> _What is asked_
Copy all lines holding the word "deſtinare" from the entries.

────────────────────────────────────────

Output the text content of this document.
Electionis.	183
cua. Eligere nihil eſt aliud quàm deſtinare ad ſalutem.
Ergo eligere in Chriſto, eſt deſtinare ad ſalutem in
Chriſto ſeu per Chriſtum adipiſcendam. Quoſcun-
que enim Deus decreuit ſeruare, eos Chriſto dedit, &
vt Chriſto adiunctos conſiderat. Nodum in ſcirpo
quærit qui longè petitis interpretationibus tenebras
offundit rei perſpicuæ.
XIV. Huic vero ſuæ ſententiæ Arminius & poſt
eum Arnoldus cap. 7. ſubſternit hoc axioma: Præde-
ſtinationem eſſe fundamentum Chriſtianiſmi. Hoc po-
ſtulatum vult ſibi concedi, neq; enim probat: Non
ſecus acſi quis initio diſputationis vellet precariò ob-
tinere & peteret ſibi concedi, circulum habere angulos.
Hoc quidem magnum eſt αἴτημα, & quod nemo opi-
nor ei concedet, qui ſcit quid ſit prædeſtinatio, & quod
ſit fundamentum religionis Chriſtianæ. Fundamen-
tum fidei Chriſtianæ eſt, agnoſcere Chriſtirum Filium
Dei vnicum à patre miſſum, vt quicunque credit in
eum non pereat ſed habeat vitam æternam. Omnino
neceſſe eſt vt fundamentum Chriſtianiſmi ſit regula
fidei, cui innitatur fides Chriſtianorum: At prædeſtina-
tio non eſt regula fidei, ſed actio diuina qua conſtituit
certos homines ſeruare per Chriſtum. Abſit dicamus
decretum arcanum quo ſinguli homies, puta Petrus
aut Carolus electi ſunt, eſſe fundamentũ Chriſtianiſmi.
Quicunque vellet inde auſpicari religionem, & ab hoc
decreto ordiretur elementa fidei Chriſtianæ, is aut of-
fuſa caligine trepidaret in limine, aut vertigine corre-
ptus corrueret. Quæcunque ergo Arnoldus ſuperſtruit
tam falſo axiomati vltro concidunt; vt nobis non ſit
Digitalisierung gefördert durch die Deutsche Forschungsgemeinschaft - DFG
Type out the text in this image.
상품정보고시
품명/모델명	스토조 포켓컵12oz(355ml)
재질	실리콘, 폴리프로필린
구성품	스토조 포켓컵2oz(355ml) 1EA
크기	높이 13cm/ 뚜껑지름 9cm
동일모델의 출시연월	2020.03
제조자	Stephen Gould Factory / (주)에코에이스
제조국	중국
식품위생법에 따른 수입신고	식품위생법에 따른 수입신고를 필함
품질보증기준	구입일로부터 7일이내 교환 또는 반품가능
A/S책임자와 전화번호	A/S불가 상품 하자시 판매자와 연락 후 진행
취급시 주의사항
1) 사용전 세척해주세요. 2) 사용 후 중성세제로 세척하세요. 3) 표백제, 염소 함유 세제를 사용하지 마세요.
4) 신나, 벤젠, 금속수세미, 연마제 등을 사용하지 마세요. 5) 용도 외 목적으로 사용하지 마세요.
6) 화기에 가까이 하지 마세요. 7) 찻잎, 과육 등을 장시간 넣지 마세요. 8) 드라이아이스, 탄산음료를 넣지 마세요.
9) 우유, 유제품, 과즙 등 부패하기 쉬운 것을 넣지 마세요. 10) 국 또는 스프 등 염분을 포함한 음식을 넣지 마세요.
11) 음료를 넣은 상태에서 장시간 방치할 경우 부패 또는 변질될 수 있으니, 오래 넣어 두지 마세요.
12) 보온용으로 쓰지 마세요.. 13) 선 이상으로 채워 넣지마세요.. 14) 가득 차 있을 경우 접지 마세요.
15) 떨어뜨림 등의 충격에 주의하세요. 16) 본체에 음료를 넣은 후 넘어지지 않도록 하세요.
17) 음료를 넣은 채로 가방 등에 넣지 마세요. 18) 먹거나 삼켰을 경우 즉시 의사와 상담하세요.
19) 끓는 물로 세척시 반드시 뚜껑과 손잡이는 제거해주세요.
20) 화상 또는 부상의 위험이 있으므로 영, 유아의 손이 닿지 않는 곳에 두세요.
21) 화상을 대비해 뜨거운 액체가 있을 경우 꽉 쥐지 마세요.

────────────────────────────────────────

> _Task output_
cua. Eligere nihil eſt aliud quàm deſtinare ad ſalutem.
Ergo eligere in Chriſto, eſt deſtinare ad ſalutem in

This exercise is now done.